§ **TASK OBJECTIVE**: Reproduce every entry exactly, without alteration.

§ **GIVEN ENTRIES**:
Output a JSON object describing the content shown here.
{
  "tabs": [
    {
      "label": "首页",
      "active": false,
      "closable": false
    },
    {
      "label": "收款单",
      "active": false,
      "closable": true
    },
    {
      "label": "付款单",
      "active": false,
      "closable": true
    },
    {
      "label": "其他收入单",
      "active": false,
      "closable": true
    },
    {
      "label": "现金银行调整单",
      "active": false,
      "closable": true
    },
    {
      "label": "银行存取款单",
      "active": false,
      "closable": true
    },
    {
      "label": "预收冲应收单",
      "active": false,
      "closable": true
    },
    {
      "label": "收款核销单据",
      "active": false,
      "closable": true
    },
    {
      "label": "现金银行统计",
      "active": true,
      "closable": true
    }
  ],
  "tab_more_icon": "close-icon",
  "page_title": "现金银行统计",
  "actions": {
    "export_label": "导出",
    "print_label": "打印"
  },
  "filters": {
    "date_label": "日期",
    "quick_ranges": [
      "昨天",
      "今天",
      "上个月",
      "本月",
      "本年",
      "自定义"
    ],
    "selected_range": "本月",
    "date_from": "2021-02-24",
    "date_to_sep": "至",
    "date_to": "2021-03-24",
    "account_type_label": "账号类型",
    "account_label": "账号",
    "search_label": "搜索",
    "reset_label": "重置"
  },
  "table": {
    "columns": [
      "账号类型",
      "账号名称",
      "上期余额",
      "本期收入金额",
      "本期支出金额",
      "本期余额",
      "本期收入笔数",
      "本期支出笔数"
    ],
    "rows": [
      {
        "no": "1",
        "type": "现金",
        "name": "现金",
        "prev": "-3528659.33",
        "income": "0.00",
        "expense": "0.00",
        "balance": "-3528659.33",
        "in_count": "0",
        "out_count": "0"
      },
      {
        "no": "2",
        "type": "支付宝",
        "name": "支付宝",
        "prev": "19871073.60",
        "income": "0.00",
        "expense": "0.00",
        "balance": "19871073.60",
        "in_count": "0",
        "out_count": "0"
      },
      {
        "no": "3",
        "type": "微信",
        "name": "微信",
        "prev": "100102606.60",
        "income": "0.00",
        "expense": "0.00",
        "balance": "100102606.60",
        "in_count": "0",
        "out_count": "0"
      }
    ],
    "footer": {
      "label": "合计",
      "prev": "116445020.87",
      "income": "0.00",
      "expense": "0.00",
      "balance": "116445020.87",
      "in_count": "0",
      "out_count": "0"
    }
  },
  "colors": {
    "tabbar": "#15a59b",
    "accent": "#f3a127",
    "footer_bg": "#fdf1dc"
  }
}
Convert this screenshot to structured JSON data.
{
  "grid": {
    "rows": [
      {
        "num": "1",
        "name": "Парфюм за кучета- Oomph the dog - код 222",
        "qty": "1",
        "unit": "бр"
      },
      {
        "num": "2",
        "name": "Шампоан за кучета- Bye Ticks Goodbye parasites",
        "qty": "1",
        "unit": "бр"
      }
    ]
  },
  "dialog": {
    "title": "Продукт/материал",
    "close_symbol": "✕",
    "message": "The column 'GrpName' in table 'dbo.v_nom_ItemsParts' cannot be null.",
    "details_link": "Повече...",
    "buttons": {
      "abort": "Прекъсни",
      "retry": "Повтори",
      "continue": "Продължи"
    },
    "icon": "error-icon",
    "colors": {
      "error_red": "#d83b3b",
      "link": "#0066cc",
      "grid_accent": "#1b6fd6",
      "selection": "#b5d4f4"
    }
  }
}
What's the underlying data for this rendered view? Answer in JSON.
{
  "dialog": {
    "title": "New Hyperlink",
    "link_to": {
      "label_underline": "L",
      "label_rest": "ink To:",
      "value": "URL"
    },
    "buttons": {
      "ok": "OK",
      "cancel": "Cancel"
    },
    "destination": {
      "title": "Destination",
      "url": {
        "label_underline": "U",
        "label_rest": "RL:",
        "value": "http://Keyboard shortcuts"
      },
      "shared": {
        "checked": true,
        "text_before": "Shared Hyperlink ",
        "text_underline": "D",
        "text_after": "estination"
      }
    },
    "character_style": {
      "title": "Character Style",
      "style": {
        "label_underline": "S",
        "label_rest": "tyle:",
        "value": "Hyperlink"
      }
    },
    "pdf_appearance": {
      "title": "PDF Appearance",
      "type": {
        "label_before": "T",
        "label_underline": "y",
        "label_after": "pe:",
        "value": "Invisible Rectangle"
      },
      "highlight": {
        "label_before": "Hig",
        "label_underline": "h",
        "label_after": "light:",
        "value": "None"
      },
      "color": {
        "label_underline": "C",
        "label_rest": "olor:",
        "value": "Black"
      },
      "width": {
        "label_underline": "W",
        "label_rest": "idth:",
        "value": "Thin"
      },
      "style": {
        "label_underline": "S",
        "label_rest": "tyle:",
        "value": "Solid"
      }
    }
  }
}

§ **EXPECTED ANSWER**:
Output a JSON object describing the content shown here.
{
  "tabs": [
    {
      "label": "首页",
      "active": false,
      "closable": false
    },
    {
      "label": "收款单",
      "active": false,
      "closable": true
    },
    {
      "label": "付款单",
      "active": false,
      "closable": true
    },
    {
      "label": "其他收入单",
      "active": false,
      "closable": true
    },
    {
      "label": "现金银行调整单",
      "active": false,
      "closable": true
    },
    {
      "label": "银行存取款单",
      "active": false,
      "closable": true
    },
    {
      "label": "预收冲应收单",
      "active": false,
      "closable": true
    },
    {
      "label": "收款核销单据",
      "active": false,
      "closable": true
    },
    {
      "label": "现金银行统计",
      "active": true,
      "closable": true
    }
  ],
  "tab_more_icon": "close-icon",
  "page_title": "现金银行统计",
  "actions": {
    "export_label": "导出",
    "print_label": "打印"
  },
  "filters": {
    "date_label": "日期",
    "quick_ranges": [
      "昨天",
      "今天",
      "上个月",
      "本月",
      "本年",
      "自定义"
    ],
    "selected_range": "本月",
    "date_from": "2021-02-24",
    "date_to_sep": "至",
    "date_to": "2021-03-24",
    "account_type_label": "账号类型",
    "account_label": "账号",
    "search_label": "搜索",
    "reset_label": "重置"
  },
  "table": {
    "columns": [
      "账号类型",
      "账号名称",
      "上期余额",
      "本期收入金额",
      "本期支出金额",
      "本期余额",
      "本期收入笔数",
      "本期支出笔数"
    ],
    "rows": [
      {
        "no": "1",
        "type": "现金",
        "name": "现金",
        "prev": "-3528659.33",
        "income": "0.00",
        "expense": "0.00",
        "balance": "-3528659.33",
        "in_count": "0",
        "out_count": "0"
      },
      {
        "no": "2",
        "type": "支付宝",
        "name": "支付宝",
        "prev": "19871073.60",
        "income": "0.00",
        "expense": "0.00",
        "balance": "19871073.60",
        "in_count": "0",
        "out_count": "0"
      },
      {
        "no": "3",
        "type": "微信",
        "name": "微信",
        "prev": "100102606.60",
        "income": "0.00",
        "expense": "0.00",
        "balance": "100102606.60",
        "in_count": "0",
        "out_count": "0"
      }
    ],
    "footer": {
      "label": "合计",
      "prev": "116445020.87",
      "income": "0.00",
      "expense": "0.00",
      "balance": "116445020.87",
      "in_count": "0",
      "out_count": "0"
    }
  },
  "colors": {
    "tabbar": "#15a59b",
    "accent": "#f3a127",
    "footer_bg": "#fdf1dc"
  }
}
Convert this screenshot to structured JSON data.
{
  "grid": {
    "rows": [
      {
        "num": "1",
        "name": "Парфюм за кучета- Oomph the dog - код 222",
        "qty": "1",
        "unit": "бр"
      },
      {
        "num": "2",
        "name": "Шампоан за кучета- Bye Ticks Goodbye parasites",
        "qty": "1",
        "unit": "бр"
      }
    ]
  },
  "dialog": {
    "title": "Продукт/материал",
    "close_symbol": "✕",
    "message": "The column 'GrpName' in table 'dbo.v_nom_ItemsParts' cannot be null.",
    "details_link": "Повече...",
    "buttons": {
      "abort": "Прекъсни",
      "retry": "Повтори",
      "continue": "Продължи"
    },
    "icon": "error-icon",
    "colors": {
      "error_red": "#d83b3b",
      "link": "#0066cc",
      "grid_accent": "#1b6fd6",
      "selection": "#b5d4f4"
    }
  }
}
What's the underlying data for this rendered view? Answer in JSON.
{
  "dialog": {
    "title": "New Hyperlink",
    "link_to": {
      "label_underline": "L",
      "label_rest": "ink To:",
      "value": "URL"
    },
    "buttons": {
      "ok": "OK",
      "cancel": "Cancel"
    },
    "destination": {
      "title": "Destination",
      "url": {
        "label_underline": "U",
        "label_rest": "RL:",
        "value": "http://Keyboard shortcuts"
      },
      "shared": {
        "checked": true,
        "text_before": "Shared Hyperlink ",
        "text_underline": "D",
        "text_after": "estination"
      }
    },
    "character_style": {
      "title": "Character Style",
      "style": {
        "label_underline": "S",
        "label_rest": "tyle:",
        "value": "Hyperlink"
      }
    },
    "pdf_appearance": {
      "title": "PDF Appearance",
      "type": {
        "label_before": "T",
        "label_underline": "y",
        "label_after": "pe:",
        "value": "Invisible Rectangle"
      },
      "highlight": {
        "label_before": "Hig",
        "label_underline": "h",
        "label_after": "light:",
        "value": "None"
      },
      "color": {
        "label_underline": "C",
        "label_rest": "olor:",
        "value": "Black"
      },
      "width": {
        "label_underline": "W",
        "label_rest": "idth:",
        "value": "Thin"
      },
      "style": {
        "label_underline": "S",
        "label_rest": "tyle:",
        "value": "Solid"
      }
    }
  }
}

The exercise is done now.